▶ **Description of the task**
Gather all lines in the data that hold the string "shown".

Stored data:
--------------------------------

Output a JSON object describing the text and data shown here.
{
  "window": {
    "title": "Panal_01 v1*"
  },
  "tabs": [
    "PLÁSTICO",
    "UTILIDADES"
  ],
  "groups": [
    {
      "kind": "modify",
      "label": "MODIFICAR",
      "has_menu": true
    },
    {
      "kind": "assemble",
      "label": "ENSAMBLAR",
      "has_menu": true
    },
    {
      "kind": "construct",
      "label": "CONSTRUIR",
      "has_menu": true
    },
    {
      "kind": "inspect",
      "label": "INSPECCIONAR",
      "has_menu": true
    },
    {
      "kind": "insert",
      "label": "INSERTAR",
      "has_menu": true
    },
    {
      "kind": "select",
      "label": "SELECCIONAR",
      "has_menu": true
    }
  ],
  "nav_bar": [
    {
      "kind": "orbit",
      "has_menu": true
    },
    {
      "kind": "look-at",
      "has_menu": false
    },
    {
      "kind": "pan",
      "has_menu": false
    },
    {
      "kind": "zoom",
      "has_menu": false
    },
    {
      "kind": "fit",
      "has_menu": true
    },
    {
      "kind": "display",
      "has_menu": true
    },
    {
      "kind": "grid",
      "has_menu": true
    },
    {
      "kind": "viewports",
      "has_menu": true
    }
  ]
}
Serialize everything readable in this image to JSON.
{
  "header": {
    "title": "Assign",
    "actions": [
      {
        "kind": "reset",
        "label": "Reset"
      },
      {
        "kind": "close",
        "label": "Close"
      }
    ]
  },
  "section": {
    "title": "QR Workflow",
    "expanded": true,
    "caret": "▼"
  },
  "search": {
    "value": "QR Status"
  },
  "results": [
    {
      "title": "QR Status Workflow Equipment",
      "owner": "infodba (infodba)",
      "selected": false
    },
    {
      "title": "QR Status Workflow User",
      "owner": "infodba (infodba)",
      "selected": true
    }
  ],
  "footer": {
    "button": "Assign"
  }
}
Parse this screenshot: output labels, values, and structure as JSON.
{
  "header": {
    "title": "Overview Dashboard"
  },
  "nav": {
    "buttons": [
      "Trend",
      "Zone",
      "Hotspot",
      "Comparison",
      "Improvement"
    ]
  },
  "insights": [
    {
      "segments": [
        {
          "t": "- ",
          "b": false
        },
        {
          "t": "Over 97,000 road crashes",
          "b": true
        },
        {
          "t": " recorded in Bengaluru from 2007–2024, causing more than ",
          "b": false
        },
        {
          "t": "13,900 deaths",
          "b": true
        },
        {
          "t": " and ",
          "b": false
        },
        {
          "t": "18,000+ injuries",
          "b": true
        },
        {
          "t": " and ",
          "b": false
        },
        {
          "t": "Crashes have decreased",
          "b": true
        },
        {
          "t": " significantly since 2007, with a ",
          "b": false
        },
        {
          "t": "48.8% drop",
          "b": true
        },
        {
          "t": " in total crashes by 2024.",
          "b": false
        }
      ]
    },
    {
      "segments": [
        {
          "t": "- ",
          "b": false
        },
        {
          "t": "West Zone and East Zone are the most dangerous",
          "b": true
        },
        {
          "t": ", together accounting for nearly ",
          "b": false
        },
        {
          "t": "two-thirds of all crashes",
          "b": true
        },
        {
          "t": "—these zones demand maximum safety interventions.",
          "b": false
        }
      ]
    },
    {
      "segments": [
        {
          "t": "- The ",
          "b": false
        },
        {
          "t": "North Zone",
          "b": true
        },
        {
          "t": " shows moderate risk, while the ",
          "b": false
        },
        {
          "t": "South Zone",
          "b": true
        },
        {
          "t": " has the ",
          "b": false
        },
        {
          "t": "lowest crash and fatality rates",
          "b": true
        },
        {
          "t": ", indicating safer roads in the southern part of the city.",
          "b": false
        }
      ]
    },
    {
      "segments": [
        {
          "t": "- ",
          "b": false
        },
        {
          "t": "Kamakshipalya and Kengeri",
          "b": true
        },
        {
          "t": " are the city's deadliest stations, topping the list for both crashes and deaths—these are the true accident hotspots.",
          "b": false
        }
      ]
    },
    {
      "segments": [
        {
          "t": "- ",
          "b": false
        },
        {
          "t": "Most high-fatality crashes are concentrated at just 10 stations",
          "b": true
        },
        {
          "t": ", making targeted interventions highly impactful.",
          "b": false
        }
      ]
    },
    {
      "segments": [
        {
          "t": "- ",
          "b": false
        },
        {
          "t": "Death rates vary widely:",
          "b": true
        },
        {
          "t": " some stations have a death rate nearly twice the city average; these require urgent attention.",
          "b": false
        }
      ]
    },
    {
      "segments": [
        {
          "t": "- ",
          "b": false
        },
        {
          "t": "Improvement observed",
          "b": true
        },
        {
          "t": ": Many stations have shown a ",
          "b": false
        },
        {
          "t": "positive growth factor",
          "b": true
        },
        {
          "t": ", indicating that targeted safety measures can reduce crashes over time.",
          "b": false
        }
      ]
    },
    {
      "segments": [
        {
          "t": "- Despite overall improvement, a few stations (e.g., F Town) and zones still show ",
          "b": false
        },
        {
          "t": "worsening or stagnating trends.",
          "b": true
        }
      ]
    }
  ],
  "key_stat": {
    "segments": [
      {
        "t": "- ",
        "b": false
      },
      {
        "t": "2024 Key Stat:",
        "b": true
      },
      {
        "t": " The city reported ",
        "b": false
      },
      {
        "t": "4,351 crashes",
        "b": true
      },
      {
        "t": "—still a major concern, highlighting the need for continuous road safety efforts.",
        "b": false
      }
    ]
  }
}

--------------------------------

▶ **Solved problem**
Output a JSON object describing the text and data shown here.
          "t": ": Many stations have shown a ",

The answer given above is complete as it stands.